Data extracted from a collection
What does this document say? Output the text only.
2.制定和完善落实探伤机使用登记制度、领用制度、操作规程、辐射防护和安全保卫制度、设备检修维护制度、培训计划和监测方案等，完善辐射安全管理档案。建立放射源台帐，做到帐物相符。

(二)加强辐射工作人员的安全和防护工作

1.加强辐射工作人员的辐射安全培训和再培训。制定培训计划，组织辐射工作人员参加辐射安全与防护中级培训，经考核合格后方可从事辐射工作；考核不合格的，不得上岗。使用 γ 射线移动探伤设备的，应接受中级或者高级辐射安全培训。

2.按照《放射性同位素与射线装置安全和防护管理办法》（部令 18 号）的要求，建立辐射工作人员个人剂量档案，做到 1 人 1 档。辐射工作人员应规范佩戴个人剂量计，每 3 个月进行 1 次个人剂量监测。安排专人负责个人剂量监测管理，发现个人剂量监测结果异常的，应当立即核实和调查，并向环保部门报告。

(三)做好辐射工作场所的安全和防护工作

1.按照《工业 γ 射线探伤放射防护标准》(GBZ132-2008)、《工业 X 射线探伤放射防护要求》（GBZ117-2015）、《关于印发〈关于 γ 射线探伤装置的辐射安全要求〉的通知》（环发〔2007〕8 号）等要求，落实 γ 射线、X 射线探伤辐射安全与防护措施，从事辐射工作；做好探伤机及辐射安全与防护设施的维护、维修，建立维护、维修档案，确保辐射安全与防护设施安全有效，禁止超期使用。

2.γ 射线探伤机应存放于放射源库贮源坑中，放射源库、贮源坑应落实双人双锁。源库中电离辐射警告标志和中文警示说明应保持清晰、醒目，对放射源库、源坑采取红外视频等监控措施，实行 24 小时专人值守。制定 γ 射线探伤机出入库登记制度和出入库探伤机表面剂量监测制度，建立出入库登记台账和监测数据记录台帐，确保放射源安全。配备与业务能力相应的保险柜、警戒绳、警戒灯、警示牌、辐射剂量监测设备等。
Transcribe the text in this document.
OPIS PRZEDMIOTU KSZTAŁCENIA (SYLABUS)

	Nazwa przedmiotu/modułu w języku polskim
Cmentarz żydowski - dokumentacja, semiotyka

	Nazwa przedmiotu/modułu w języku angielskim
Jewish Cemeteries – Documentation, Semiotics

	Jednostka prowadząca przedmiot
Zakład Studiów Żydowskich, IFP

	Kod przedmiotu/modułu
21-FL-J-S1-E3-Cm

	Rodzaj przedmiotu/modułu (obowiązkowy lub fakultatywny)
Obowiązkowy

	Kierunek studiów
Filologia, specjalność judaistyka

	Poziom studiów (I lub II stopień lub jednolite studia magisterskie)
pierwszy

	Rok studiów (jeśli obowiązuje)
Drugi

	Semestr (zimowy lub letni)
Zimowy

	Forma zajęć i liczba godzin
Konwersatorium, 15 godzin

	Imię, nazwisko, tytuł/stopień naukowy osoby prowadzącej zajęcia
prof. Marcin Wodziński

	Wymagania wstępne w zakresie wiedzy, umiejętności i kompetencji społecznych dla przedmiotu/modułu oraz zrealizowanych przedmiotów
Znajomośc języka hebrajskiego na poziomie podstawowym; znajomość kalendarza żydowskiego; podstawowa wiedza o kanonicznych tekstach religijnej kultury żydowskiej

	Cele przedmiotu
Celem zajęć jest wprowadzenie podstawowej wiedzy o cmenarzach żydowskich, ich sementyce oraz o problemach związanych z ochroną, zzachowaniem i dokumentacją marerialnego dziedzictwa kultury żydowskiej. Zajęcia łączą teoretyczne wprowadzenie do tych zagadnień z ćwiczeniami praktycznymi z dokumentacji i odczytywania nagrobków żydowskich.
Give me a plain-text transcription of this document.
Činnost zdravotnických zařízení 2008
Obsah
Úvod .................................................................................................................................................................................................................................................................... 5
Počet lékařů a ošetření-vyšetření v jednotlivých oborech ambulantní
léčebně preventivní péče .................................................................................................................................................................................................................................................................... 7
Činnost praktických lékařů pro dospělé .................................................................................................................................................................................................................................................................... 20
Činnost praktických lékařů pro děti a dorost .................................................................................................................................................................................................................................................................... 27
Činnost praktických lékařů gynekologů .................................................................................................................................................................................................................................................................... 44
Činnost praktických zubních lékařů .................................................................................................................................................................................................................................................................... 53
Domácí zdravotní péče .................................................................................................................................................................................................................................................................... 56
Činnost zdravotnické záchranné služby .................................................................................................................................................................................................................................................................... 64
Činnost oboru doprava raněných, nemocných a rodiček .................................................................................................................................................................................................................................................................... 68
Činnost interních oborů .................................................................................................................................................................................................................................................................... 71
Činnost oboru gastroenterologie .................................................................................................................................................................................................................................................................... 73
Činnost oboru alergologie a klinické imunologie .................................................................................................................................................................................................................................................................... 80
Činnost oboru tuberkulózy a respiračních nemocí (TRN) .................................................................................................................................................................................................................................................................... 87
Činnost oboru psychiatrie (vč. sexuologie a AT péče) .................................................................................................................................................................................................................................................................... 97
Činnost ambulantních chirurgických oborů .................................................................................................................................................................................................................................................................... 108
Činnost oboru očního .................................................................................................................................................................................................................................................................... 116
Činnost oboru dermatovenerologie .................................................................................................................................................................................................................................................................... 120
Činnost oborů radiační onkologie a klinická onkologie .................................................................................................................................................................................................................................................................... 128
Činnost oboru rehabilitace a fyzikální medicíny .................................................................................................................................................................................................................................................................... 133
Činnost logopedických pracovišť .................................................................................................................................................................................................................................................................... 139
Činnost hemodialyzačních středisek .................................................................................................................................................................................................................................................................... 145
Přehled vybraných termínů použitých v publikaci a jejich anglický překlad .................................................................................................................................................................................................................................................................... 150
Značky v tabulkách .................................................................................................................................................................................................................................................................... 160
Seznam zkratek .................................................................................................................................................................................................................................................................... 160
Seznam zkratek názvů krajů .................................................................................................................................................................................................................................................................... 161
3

**WORK TO BE COMPLETED**
Every entry should be printed again exactly as written.

**EXPECTED ANSWER**
What does this document say? Output the text only.
2.制定和完善落实探伤机使用登记制度、领用制度、操作规程、辐射防护和安全保卫制度、设备检修维护制度、培训计划和监测方案等，完善辐射安全管理档案。建立放射源台帐，做到帐物相符。

(二)加强辐射工作人员的安全和防护工作

1.加强辐射工作人员的辐射安全培训和再培训。制定培训计划，组织辐射工作人员参加辐射安全与防护中级培训，经考核合格后方可从事辐射工作；考核不合格的，不得上岗。使用 γ 射线移动探伤设备的，应接受中级或者高级辐射安全培训。

2.按照《放射性同位素与射线装置安全和防护管理办法》（部令 18 号）的要求，建立辐射工作人员个人剂量档案，做到 1 人 1 档。辐射工作人员应规范佩戴个人剂量计，每 3 个月进行 1 次个人剂量监测。安排专人负责个人剂量监测管理，发现个人剂量监测结果异常的，应当立即核实和调查，并向环保部门报告。

(三)做好辐射工作场所的安全和防护工作

1.按照《工业 γ 射线探伤放射防护标准》(GBZ132-2008)、《工业 X 射线探伤放射防护要求》（GBZ117-2015）、《关于印发〈关于 γ 射线探伤装置的辐射安全要求〉的通知》（环发〔2007〕8 号）等要求，落实 γ 射线、X 射线探伤辐射安全与防护措施，从事辐射工作；做好探伤机及辐射安全与防护设施的维护、维修，建立维护、维修档案，确保辐射安全与防护设施安全有效，禁止超期使用。

2.γ 射线探伤机应存放于放射源库贮源坑中，放射源库、贮源坑应落实双人双锁。源库中电离辐射警告标志和中文警示说明应保持清晰、醒目，对放射源库、源坑采取红外视频等监控措施，实行 24 小时专人值守。制定 γ 射线探伤机出入库登记制度和出入库探伤机表面剂量监测制度，建立出入库登记台账和监测数据记录台帐，确保放射源安全。配备与业务能力相应的保险柜、警戒绳、警戒灯、警示牌、辐射剂量监测设备等。
Transcribe the text in this document.
OPIS PRZEDMIOTU KSZTAŁCENIA (SYLABUS)

	Nazwa przedmiotu/modułu w języku polskim
Cmentarz żydowski - dokumentacja, semiotyka

	Nazwa przedmiotu/modułu w języku angielskim
Jewish Cemeteries – Documentation, Semiotics

	Jednostka prowadząca przedmiot
Zakład Studiów Żydowskich, IFP

	Kod przedmiotu/modułu
21-FL-J-S1-E3-Cm

	Rodzaj przedmiotu/modułu (obowiązkowy lub fakultatywny)
Obowiązkowy

	Kierunek studiów
Filologia, specjalność judaistyka

	Poziom studiów (I lub II stopień lub jednolite studia magisterskie)
pierwszy

	Rok studiów (jeśli obowiązuje)
Drugi

	Semestr (zimowy lub letni)
Zimowy

	Forma zajęć i liczba godzin
Konwersatorium, 15 godzin

	Imię, nazwisko, tytuł/stopień naukowy osoby prowadzącej zajęcia
prof. Marcin Wodziński

	Wymagania wstępne w zakresie wiedzy, umiejętności i kompetencji społecznych dla przedmiotu/modułu oraz zrealizowanych przedmiotów
Znajomośc języka hebrajskiego na poziomie podstawowym; znajomość kalendarza żydowskiego; podstawowa wiedza o kanonicznych tekstach religijnej kultury żydowskiej

	Cele przedmiotu
Celem zajęć jest wprowadzenie podstawowej wiedzy o cmenarzach żydowskich, ich sementyce oraz o problemach związanych z ochroną, zzachowaniem i dokumentacją marerialnego dziedzictwa kultury żydowskiej. Zajęcia łączą teoretyczne wprowadzenie do tych zagadnień z ćwiczeniami praktycznymi z dokumentacji i odczytywania nagrobków żydowskich.
Give me a plain-text transcription of this document.
Činnost zdravotnických zařízení 2008
Obsah
Úvod .................................................................................................................................................................................................................................................................... 5
Počet lékařů a ošetření-vyšetření v jednotlivých oborech ambulantní
léčebně preventivní péče .................................................................................................................................................................................................................................................................... 7
Činnost praktických lékařů pro dospělé .................................................................................................................................................................................................................................................................... 20
Činnost praktických lékařů pro děti a dorost .................................................................................................................................................................................................................................................................... 27
Činnost praktických lékařů gynekologů .................................................................................................................................................................................................................................................................... 44
Činnost praktických zubních lékařů .................................................................................................................................................................................................................................................................... 53
Domácí zdravotní péče .................................................................................................................................................................................................................................................................... 56
Činnost zdravotnické záchranné služby .................................................................................................................................................................................................................................................................... 64
Činnost oboru doprava raněných, nemocných a rodiček .................................................................................................................................................................................................................................................................... 68
Činnost interních oborů .................................................................................................................................................................................................................................................................... 71
Činnost oboru gastroenterologie .................................................................................................................................................................................................................................................................... 73
Činnost oboru alergologie a klinické imunologie .................................................................................................................................................................................................................................................................... 80
Činnost oboru tuberkulózy a respiračních nemocí (TRN) .................................................................................................................................................................................................................................................................... 87
Činnost oboru psychiatrie (vč. sexuologie a AT péče) .................................................................................................................................................................................................................................................................... 97
Činnost ambulantních chirurgických oborů .................................................................................................................................................................................................................................................................... 108
Činnost oboru očního .................................................................................................................................................................................................................................................................... 116
Činnost oboru dermatovenerologie .................................................................................................................................................................................................................................................................... 120
Činnost oborů radiační onkologie a klinická onkologie .................................................................................................................................................................................................................................................................... 128
Činnost oboru rehabilitace a fyzikální medicíny .................................................................................................................................................................................................................................................................... 133
Činnost logopedických pracovišť .................................................................................................................................................................................................................................................................... 139
Činnost hemodialyzačních středisek .................................................................................................................................................................................................................................................................... 145
Přehled vybraných termínů použitých v publikaci a jejich anglický překlad .................................................................................................................................................................................................................................................................... 150
Značky v tabulkách .................................................................................................................................................................................................................................................................... 160
Seznam zkratek .................................................................................................................................................................................................................................................................... 160
Seznam zkratek názvů krajů .................................................................................................................................................................................................................................................................... 161
3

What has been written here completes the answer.